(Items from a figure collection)
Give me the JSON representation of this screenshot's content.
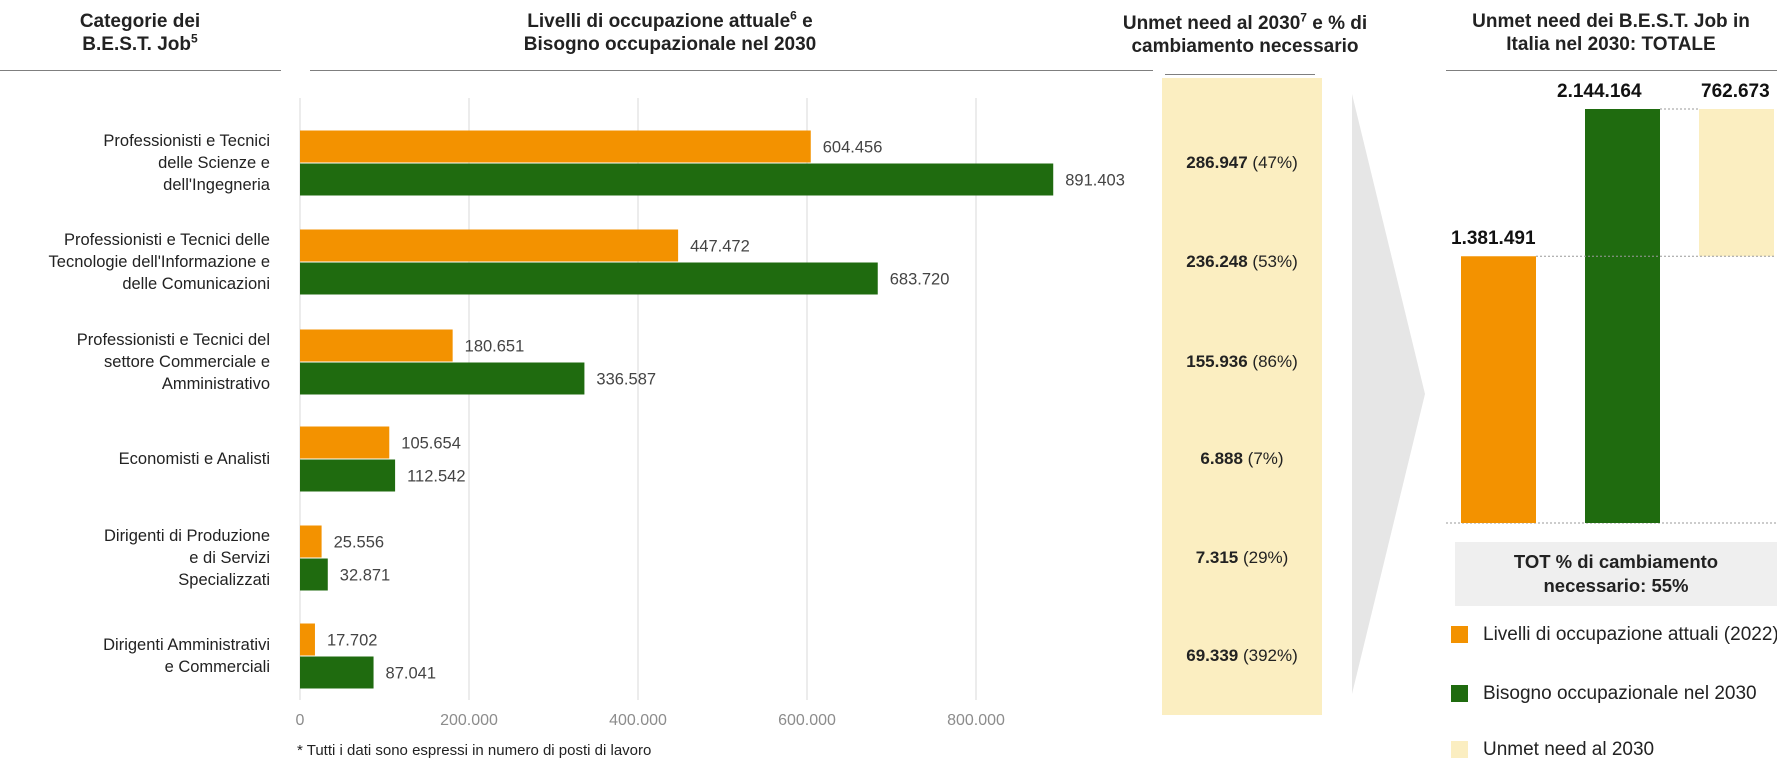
{
  "headers": {
    "categories_line1": "Categorie dei",
    "categories_line2": "B.E.S.T. Job",
    "categories_sup": "5",
    "levels_line1": "Livelli di occupazione attuale",
    "levels_sup": "6",
    "levels_line1_end": " e",
    "levels_line2": "Bisogno occupazionale nel 2030",
    "unmet_line1": "Unmet need al 2030",
    "unmet_sup": "7",
    "unmet_line1_end": " e % di",
    "unmet_line2": "cambiamento necessario",
    "total_line1": "Unmet need dei B.E.S.T. Job in",
    "total_line2": "Italia nel 2030: TOTALE"
  },
  "colors": {
    "current": "#f39200",
    "need2030": "#1f6b0f",
    "unmet": "#fbeec1",
    "grid": "#d9d9d9"
  },
  "chart_data": [
    {
      "type": "bar",
      "orientation": "horizontal",
      "categories": [
        [
          "Professionisti e Tecnici",
          "delle Scienze e",
          "dell'Ingegneria"
        ],
        [
          "Professionisti e Tecnici delle",
          "Tecnologie dell'Informazione e",
          "delle Comunicazioni"
        ],
        [
          "Professionisti e Tecnici del",
          "settore Commerciale e",
          "Amministrativo"
        ],
        [
          "Economisti e Analisti"
        ],
        [
          "Dirigenti di Produzione",
          "e di Servizi",
          "Specializzati"
        ],
        [
          "Dirigenti Amministrativi",
          "e Commerciali"
        ]
      ],
      "series": [
        {
          "name": "Livelli di occupazione attuali (2022)",
          "values": [
            604456,
            447472,
            180651,
            105654,
            25556,
            17702
          ],
          "labels": [
            "604.456",
            "447.472",
            "180.651",
            "105.654",
            "25.556",
            "17.702"
          ]
        },
        {
          "name": "Bisogno occupazionale nel 2030",
          "values": [
            891403,
            683720,
            336587,
            112542,
            32871,
            87041
          ],
          "labels": [
            "891.403",
            "683.720",
            "336.587",
            "112.542",
            "32.871",
            "87.041"
          ]
        }
      ],
      "xlim": [
        0,
        1000000
      ],
      "xticks": [
        0,
        200000,
        400000,
        600000,
        800000
      ],
      "xtick_labels": [
        "0",
        "200.000",
        "400.000",
        "600.000",
        "800.000"
      ],
      "grid": true
    },
    {
      "type": "table",
      "rows": [
        {
          "value": "286.947",
          "pct": "(47%)"
        },
        {
          "value": "236.248",
          "pct": "(53%)"
        },
        {
          "value": "155.936",
          "pct": "(86%)"
        },
        {
          "value": "6.888",
          "pct": "(7%)"
        },
        {
          "value": "7.315",
          "pct": "(29%)"
        },
        {
          "value": "69.339",
          "pct": "(392%)"
        }
      ]
    },
    {
      "type": "bar",
      "subtype": "waterfall",
      "values": [
        1381491,
        2144164,
        762673
      ],
      "labels": [
        "1.381.491",
        "2.144.164",
        "762.673"
      ],
      "ylim": [
        0,
        2144164
      ]
    }
  ],
  "total_box": {
    "line1": "TOT % di cambiamento",
    "line2": "necessario: 55%"
  },
  "legend": [
    {
      "label": "Livelli di occupazione attuali (2022)"
    },
    {
      "label": "Bisogno occupazionale nel 2030"
    },
    {
      "label": "Unmet need al 2030"
    }
  ],
  "footnote": "* Tutti i dati sono espressi in numero di posti di lavoro"
}
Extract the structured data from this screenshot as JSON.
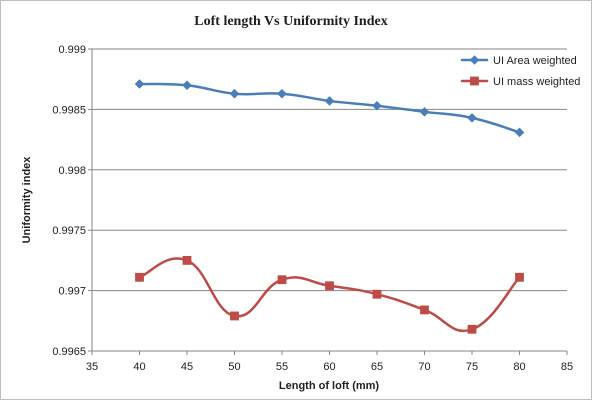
{
  "chart_data": {
    "type": "line",
    "title": "Loft length Vs Uniformity Index",
    "xlabel": "Length of loft (mm)",
    "ylabel": "Uniformity index",
    "x": [
      40,
      45,
      50,
      55,
      60,
      65,
      70,
      75,
      80
    ],
    "xticks": [
      "35",
      "40",
      "45",
      "50",
      "55",
      "60",
      "65",
      "70",
      "75",
      "80",
      "85"
    ],
    "yticks": [
      "0.9965",
      "0.997",
      "0.9975",
      "0.998",
      "0.9985",
      "0.999"
    ],
    "xlim": [
      35,
      85
    ],
    "ylim": [
      0.9965,
      0.999
    ],
    "grid": true,
    "legend_position": "top-right",
    "series": [
      {
        "name": "UI Area weighted",
        "color": "#4a7ebb",
        "marker": "diamond",
        "values": [
          0.99871,
          0.9987,
          0.99863,
          0.99863,
          0.99857,
          0.99853,
          0.99848,
          0.99843,
          0.99831
        ]
      },
      {
        "name": "UI mass weighted",
        "color": "#be4b48",
        "marker": "square",
        "values": [
          0.99711,
          0.99725,
          0.99679,
          0.99709,
          0.99704,
          0.99697,
          0.99684,
          0.99668,
          0.99711
        ]
      }
    ]
  }
}
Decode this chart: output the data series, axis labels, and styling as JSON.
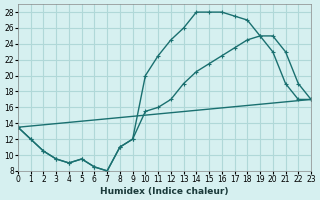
{
  "xlabel": "Humidex (Indice chaleur)",
  "bg_color": "#d6f0f0",
  "grid_color": "#b0d8d8",
  "line_color": "#1a7070",
  "xlim": [
    0,
    23
  ],
  "ylim": [
    8,
    29
  ],
  "xticks": [
    0,
    1,
    2,
    3,
    4,
    5,
    6,
    7,
    8,
    9,
    10,
    11,
    12,
    13,
    14,
    15,
    16,
    17,
    18,
    19,
    20,
    21,
    22,
    23
  ],
  "yticks": [
    8,
    10,
    12,
    14,
    16,
    18,
    20,
    22,
    24,
    26,
    28
  ],
  "line1_x": [
    0,
    1,
    2,
    3,
    4,
    5,
    6,
    7,
    8,
    9,
    10,
    11,
    12,
    13,
    14,
    15,
    16,
    17,
    18,
    19,
    20,
    21,
    22,
    23
  ],
  "line1_y": [
    13.5,
    12.0,
    10.5,
    9.5,
    9.0,
    9.5,
    8.5,
    8.0,
    11.0,
    12.0,
    20.0,
    22.5,
    24.5,
    26.0,
    28.0,
    28.0,
    28.0,
    27.5,
    27.0,
    25.0,
    23.0,
    19.0,
    17.0,
    17.0
  ],
  "line2_x": [
    0,
    1,
    2,
    3,
    4,
    5,
    6,
    7,
    8,
    9,
    10,
    11,
    12,
    13,
    14,
    15,
    16,
    17,
    18,
    19,
    20,
    21,
    22,
    23
  ],
  "line2_y": [
    13.5,
    12.0,
    10.5,
    9.5,
    9.0,
    9.5,
    8.5,
    8.0,
    11.0,
    12.0,
    15.5,
    16.0,
    17.0,
    19.0,
    20.5,
    21.5,
    22.5,
    23.5,
    24.5,
    25.0,
    25.0,
    23.0,
    19.0,
    17.0
  ],
  "line3_x": [
    0,
    23
  ],
  "line3_y": [
    13.5,
    17.0
  ]
}
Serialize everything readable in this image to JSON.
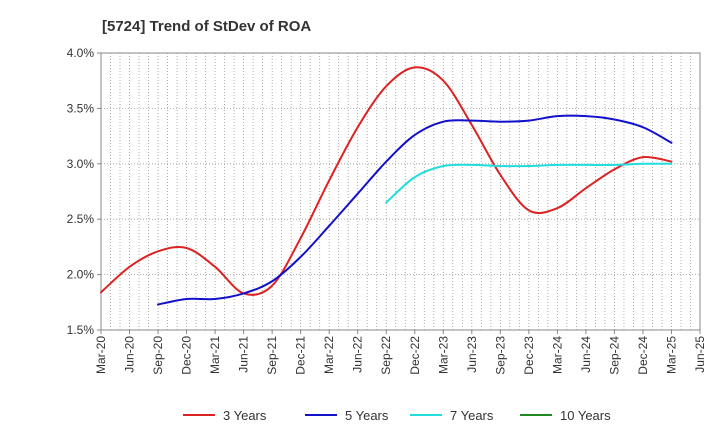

» Written task
Return the listing above word for word, with the pictures removed.

» Answer to the exercise
Give me the JSON representation of this screenshot's content.
{
  "headers": {
    "categories_line1": "Categorie dei",
    "categories_line2": "B.E.S.T. Job",
    "categories_sup": "5",
    "levels_line1": "Livelli di occupazione attuale",
    "levels_sup": "6",
    "levels_line1_end": " e",
    "levels_line2": "Bisogno occupazionale nel 2030",
    "unmet_line1": "Unmet need al 2030",
    "unmet_sup": "7",
    "unmet_line1_end": " e % di",
    "unmet_line2": "cambiamento necessario",
    "total_line1": "Unmet need dei B.E.S.T. Job in",
    "total_line2": "Italia nel 2030: TOTALE"
  },
  "colors": {
    "current": "#f39200",
    "need2030": "#1f6b0f",
    "unmet": "#fbeec1",
    "grid": "#d9d9d9"
  },
  "chart_data": [
    {
      "type": "bar",
      "orientation": "horizontal",
      "categories": [
        [
          "Professionisti e Tecnici",
          "delle Scienze e",
          "dell'Ingegneria"
        ],
        [
          "Professionisti e Tecnici delle",
          "Tecnologie dell'Informazione e",
          "delle Comunicazioni"
        ],
        [
          "Professionisti e Tecnici del",
          "settore Commerciale e",
          "Amministrativo"
        ],
        [
          "Economisti e Analisti"
        ],
        [
          "Dirigenti di Produzione",
          "e di Servizi",
          "Specializzati"
        ],
        [
          "Dirigenti Amministrativi",
          "e Commerciali"
        ]
      ],
      "series": [
        {
          "name": "Livelli di occupazione attuali (2022)",
          "values": [
            604456,
            447472,
            180651,
            105654,
            25556,
            17702
          ],
          "labels": [
            "604.456",
            "447.472",
            "180.651",
            "105.654",
            "25.556",
            "17.702"
          ]
        },
        {
          "name": "Bisogno occupazionale nel 2030",
          "values": [
            891403,
            683720,
            336587,
            112542,
            32871,
            87041
          ],
          "labels": [
            "891.403",
            "683.720",
            "336.587",
            "112.542",
            "32.871",
            "87.041"
          ]
        }
      ],
      "xlim": [
        0,
        1000000
      ],
      "xticks": [
        0,
        200000,
        400000,
        600000,
        800000
      ],
      "xtick_labels": [
        "0",
        "200.000",
        "400.000",
        "600.000",
        "800.000"
      ],
      "grid": true
    },
    {
      "type": "table",
      "rows": [
        {
          "value": "286.947",
          "pct": "(47%)"
        },
        {
          "value": "236.248",
          "pct": "(53%)"
        },
        {
          "value": "155.936",
          "pct": "(86%)"
        },
        {
          "value": "6.888",
          "pct": "(7%)"
        },
        {
          "value": "7.315",
          "pct": "(29%)"
        },
        {
          "value": "69.339",
          "pct": "(392%)"
        }
      ]
    },
    {
      "type": "bar",
      "subtype": "waterfall",
      "values": [
        1381491,
        2144164,
        762673
      ],
      "labels": [
        "1.381.491",
        "2.144.164",
        "762.673"
      ],
      "ylim": [
        0,
        2144164
      ]
    }
  ],
  "total_box": {
    "line1": "TOT % di cambiamento",
    "line2": "necessario: 55%"
  },
  "legend": [
    {
      "label": "Livelli di occupazione attuali (2022)"
    },
    {
      "label": "Bisogno occupazionale nel 2030"
    },
    {
      "label": "Unmet need al 2030"
    }
  ],
  "footnote": "* Tutti i dati sono espressi in numero di posti di lavoro"
}
Extract the structured data from this screenshot as JSON.
{
  "chart_data": {
    "type": "line",
    "title": "Loft length Vs Uniformity Index",
    "xlabel": "Length of loft (mm)",
    "ylabel": "Uniformity index",
    "x": [
      40,
      45,
      50,
      55,
      60,
      65,
      70,
      75,
      80
    ],
    "xticks": [
      "35",
      "40",
      "45",
      "50",
      "55",
      "60",
      "65",
      "70",
      "75",
      "80",
      "85"
    ],
    "yticks": [
      "0.9965",
      "0.997",
      "0.9975",
      "0.998",
      "0.9985",
      "0.999"
    ],
    "xlim": [
      35,
      85
    ],
    "ylim": [
      0.9965,
      0.999
    ],
    "grid": true,
    "legend_position": "top-right",
    "series": [
      {
        "name": "UI Area weighted",
        "color": "#4a7ebb",
        "marker": "diamond",
        "values": [
          0.99871,
          0.9987,
          0.99863,
          0.99863,
          0.99857,
          0.99853,
          0.99848,
          0.99843,
          0.99831
        ]
      },
      {
        "name": "UI mass weighted",
        "color": "#be4b48",
        "marker": "square",
        "values": [
          0.99711,
          0.99725,
          0.99679,
          0.99709,
          0.99704,
          0.99697,
          0.99684,
          0.99668,
          0.99711
        ]
      }
    ]
  }
}
Decode this chart: output the data series, axis labels, and styling as JSON.
{
  "xlabel": "Humidex (Indice chaleur)",
  "bg_color": "#d6f0f0",
  "grid_color": "#b0d8d8",
  "line_color": "#1a7070",
  "xlim": [
    0,
    23
  ],
  "ylim": [
    8,
    29
  ],
  "xticks": [
    0,
    1,
    2,
    3,
    4,
    5,
    6,
    7,
    8,
    9,
    10,
    11,
    12,
    13,
    14,
    15,
    16,
    17,
    18,
    19,
    20,
    21,
    22,
    23
  ],
  "yticks": [
    8,
    10,
    12,
    14,
    16,
    18,
    20,
    22,
    24,
    26,
    28
  ],
  "line1_x": [
    0,
    1,
    2,
    3,
    4,
    5,
    6,
    7,
    8,
    9,
    10,
    11,
    12,
    13,
    14,
    15,
    16,
    17,
    18,
    19,
    20,
    21,
    22,
    23
  ],
  "line1_y": [
    13.5,
    12.0,
    10.5,
    9.5,
    9.0,
    9.5,
    8.5,
    8.0,
    11.0,
    12.0,
    20.0,
    22.5,
    24.5,
    26.0,
    28.0,
    28.0,
    28.0,
    27.5,
    27.0,
    25.0,
    23.0,
    19.0,
    17.0,
    17.0
  ],
  "line2_x": [
    0,
    1,
    2,
    3,
    4,
    5,
    6,
    7,
    8,
    9,
    10,
    11,
    12,
    13,
    14,
    15,
    16,
    17,
    18,
    19,
    20,
    21,
    22,
    23
  ],
  "line2_y": [
    13.5,
    12.0,
    10.5,
    9.5,
    9.0,
    9.5,
    8.5,
    8.0,
    11.0,
    12.0,
    15.5,
    16.0,
    17.0,
    19.0,
    20.5,
    21.5,
    22.5,
    23.5,
    24.5,
    25.0,
    25.0,
    23.0,
    19.0,
    17.0
  ],
  "line3_x": [
    0,
    23
  ],
  "line3_y": [
    13.5,
    17.0
  ]
}
Serialize everything readable in this image to JSON.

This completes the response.